● **Exercise brief**: From the entries below, work out the number of lines that hold the word "together", and give that number alone.

● **Stored data entries**:
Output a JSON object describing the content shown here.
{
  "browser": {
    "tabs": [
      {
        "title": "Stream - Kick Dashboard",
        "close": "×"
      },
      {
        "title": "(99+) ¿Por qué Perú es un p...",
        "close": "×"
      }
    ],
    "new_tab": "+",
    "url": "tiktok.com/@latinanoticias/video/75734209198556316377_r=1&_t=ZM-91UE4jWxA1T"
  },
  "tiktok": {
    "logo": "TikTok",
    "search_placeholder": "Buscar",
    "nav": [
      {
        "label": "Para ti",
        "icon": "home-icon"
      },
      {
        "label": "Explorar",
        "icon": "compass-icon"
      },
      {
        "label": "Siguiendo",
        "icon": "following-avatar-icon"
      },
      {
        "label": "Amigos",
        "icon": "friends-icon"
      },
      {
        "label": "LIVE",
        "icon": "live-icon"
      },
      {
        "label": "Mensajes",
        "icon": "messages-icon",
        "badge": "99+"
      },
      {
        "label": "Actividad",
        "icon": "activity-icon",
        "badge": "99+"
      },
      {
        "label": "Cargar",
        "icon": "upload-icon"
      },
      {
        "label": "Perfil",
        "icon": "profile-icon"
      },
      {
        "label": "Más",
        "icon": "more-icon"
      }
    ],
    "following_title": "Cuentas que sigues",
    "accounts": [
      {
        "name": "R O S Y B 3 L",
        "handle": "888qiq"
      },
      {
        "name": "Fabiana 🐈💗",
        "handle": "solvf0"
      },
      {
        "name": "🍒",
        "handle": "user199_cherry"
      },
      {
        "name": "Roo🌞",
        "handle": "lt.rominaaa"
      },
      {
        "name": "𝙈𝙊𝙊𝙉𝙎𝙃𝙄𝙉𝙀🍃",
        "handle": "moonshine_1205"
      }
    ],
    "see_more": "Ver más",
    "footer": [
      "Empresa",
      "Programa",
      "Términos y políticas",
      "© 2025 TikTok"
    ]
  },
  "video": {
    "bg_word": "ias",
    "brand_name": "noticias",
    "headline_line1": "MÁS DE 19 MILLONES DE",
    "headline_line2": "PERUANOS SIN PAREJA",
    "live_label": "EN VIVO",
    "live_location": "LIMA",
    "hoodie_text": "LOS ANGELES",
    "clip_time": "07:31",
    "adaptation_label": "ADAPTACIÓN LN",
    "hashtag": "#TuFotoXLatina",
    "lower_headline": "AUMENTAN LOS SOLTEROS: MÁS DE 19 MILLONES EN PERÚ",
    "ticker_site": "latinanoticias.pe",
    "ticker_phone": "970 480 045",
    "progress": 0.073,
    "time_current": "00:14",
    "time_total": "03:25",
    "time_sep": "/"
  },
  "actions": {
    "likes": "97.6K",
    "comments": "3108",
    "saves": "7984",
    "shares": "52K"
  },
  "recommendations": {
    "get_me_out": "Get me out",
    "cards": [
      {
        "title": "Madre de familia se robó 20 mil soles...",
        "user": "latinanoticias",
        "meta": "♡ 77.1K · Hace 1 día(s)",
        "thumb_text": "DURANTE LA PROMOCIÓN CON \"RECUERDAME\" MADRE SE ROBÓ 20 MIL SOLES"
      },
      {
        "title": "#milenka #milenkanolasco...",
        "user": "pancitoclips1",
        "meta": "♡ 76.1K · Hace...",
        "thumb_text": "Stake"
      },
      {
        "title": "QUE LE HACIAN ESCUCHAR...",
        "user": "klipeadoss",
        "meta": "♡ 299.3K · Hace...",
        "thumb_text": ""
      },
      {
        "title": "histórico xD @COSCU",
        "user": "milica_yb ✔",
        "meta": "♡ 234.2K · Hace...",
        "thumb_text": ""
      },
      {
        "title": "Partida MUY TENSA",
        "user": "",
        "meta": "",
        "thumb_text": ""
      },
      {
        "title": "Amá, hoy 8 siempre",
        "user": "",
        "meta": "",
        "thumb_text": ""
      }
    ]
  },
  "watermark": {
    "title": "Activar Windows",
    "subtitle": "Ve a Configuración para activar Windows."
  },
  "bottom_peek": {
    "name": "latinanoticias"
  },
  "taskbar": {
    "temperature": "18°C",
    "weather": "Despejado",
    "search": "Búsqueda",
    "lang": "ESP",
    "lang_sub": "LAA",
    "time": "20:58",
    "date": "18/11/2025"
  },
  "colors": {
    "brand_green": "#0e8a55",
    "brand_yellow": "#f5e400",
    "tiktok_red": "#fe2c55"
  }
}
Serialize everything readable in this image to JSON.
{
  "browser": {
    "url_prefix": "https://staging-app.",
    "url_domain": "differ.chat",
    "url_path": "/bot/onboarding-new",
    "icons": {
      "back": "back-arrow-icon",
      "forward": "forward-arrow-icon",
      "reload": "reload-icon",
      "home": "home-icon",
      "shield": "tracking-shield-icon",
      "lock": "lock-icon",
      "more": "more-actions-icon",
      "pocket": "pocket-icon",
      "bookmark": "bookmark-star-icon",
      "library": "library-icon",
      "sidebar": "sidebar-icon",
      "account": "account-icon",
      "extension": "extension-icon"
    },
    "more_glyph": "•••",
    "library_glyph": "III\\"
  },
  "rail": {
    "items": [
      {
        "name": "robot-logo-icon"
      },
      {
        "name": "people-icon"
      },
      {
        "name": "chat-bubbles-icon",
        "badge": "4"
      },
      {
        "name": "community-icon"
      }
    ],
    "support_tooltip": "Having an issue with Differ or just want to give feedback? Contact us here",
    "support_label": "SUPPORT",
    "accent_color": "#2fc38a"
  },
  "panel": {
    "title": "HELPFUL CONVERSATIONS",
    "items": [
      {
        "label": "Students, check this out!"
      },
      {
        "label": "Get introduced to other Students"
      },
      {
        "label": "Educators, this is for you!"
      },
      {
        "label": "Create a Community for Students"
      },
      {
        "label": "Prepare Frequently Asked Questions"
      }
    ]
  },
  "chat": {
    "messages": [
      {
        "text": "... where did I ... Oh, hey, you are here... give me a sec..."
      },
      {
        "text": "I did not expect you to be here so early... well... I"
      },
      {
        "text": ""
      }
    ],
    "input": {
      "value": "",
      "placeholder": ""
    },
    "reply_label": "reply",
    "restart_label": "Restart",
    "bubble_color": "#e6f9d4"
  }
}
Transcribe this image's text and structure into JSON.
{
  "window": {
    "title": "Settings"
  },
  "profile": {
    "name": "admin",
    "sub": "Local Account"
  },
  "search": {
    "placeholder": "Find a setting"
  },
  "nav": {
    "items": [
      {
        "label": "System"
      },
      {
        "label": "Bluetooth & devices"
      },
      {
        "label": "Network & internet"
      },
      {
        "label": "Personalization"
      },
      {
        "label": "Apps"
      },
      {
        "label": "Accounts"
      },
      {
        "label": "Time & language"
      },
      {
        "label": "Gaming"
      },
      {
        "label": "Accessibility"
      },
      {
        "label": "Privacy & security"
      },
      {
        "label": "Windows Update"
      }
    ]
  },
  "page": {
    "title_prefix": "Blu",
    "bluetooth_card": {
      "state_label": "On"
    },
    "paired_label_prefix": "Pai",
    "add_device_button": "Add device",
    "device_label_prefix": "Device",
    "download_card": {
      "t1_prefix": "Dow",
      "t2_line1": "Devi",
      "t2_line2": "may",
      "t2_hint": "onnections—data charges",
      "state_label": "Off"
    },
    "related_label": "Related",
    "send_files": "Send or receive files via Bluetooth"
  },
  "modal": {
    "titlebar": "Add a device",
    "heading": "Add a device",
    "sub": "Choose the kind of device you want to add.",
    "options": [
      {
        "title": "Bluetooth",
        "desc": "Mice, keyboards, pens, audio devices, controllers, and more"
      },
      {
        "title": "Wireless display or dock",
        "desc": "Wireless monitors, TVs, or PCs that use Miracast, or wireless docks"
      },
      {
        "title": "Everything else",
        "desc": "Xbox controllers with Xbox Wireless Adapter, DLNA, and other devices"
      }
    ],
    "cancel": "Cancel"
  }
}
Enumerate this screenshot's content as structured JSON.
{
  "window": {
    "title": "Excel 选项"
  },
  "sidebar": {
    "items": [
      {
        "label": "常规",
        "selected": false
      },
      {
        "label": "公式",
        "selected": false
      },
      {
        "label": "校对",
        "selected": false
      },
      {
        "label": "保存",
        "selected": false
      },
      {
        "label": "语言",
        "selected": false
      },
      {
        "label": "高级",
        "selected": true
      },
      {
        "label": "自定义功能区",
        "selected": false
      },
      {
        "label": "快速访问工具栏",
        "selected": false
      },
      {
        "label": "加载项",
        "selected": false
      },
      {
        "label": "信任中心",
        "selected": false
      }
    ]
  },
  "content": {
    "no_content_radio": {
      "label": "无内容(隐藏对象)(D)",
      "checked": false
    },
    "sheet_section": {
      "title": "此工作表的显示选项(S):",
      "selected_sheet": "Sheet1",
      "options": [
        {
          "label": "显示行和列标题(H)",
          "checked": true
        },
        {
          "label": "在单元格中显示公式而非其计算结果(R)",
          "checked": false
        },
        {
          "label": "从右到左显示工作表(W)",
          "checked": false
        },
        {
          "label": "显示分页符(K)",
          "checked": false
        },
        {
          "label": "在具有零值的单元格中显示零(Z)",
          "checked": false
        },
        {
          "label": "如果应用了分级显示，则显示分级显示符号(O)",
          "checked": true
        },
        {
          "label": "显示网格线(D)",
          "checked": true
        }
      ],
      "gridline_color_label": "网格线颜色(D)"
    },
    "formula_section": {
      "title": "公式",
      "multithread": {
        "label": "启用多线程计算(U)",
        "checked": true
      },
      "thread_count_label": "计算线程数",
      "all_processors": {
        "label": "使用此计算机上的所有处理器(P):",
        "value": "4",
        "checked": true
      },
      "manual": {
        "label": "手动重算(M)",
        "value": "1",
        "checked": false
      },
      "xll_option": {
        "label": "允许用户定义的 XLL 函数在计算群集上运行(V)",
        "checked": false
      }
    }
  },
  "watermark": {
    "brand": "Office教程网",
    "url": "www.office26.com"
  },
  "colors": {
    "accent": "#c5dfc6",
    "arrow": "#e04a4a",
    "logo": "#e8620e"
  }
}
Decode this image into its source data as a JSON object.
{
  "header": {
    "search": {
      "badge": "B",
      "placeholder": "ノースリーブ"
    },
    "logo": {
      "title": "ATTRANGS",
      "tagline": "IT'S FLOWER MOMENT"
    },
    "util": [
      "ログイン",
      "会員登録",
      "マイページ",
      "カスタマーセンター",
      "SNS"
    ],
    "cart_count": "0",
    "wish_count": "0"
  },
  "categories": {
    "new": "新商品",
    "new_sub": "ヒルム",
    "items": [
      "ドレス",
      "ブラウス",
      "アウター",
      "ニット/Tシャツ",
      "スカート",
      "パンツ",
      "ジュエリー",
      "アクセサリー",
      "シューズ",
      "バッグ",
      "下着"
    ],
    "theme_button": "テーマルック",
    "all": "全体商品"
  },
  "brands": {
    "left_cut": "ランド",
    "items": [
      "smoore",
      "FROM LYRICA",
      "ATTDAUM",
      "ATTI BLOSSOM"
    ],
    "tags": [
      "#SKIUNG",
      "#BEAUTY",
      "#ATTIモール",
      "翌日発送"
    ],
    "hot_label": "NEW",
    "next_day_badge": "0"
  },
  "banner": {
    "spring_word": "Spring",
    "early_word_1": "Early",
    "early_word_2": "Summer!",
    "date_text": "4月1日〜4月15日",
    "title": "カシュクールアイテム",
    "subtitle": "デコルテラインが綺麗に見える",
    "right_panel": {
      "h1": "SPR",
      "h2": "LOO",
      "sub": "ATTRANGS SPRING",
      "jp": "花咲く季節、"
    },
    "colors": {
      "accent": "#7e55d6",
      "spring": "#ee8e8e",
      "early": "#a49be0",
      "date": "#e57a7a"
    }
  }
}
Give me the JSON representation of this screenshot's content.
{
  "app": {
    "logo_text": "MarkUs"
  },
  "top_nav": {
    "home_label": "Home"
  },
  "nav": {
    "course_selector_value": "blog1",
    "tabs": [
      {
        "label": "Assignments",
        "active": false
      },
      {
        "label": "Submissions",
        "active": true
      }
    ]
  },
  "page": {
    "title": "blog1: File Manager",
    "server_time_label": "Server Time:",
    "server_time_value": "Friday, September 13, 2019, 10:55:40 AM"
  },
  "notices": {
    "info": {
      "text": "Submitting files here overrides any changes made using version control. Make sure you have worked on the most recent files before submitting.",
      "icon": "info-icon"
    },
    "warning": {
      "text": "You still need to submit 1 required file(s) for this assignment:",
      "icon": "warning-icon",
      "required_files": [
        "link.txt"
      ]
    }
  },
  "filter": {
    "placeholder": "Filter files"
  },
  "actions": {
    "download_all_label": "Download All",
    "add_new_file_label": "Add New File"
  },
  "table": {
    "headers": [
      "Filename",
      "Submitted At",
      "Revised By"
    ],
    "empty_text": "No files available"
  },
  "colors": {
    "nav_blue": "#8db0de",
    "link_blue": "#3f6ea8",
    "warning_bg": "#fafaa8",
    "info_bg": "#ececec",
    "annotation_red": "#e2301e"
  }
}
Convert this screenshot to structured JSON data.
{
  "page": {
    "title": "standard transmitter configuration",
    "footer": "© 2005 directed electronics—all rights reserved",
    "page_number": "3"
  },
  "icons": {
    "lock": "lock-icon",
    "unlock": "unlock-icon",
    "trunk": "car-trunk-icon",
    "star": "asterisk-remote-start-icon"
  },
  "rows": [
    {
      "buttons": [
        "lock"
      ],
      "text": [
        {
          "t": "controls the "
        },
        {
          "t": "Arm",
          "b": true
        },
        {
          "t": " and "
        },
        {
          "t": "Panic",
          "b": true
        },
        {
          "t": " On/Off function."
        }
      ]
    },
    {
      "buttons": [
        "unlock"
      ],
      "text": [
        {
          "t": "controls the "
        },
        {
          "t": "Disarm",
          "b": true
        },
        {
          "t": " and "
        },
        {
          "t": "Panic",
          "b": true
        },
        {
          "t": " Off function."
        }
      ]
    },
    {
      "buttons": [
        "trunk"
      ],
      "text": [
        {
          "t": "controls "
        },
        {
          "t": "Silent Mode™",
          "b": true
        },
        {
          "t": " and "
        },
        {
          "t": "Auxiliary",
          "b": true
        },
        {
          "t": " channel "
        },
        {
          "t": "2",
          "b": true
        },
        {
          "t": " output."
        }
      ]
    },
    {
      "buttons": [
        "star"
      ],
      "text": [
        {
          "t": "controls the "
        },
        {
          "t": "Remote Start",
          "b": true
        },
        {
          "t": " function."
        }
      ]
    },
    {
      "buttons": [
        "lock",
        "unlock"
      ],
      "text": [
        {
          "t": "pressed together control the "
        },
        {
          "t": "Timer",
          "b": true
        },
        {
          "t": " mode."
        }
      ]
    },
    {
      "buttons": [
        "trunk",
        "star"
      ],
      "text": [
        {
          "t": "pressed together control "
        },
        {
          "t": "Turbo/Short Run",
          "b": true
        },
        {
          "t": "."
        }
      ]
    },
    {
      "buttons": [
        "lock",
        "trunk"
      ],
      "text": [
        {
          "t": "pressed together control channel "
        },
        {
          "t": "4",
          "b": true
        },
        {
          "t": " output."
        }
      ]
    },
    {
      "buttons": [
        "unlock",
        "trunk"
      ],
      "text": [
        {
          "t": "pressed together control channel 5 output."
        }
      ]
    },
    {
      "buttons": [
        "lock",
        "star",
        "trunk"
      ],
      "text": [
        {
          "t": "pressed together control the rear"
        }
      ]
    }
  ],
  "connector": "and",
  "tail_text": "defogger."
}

● **Output for this exercise**: 5